Write each record again exactly as it stands.

==== Records to use ====

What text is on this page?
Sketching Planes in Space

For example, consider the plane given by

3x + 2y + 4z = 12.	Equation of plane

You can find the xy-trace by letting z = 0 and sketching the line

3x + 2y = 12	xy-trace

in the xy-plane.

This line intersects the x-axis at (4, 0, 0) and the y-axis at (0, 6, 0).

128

====

Complete response:
What text is on this page?
Sketching Planes in Space

For example, consider the plane given by

3x + 2y + 4z = 12.	Equation of plane

You can find the xy-trace by letting z = 0 and sketching the line

3x + 2y = 12	xy-trace

in the xy-plane.

This line intersects the x-axis at (4, 0, 0) and the y-axis at (0, 6, 0).

128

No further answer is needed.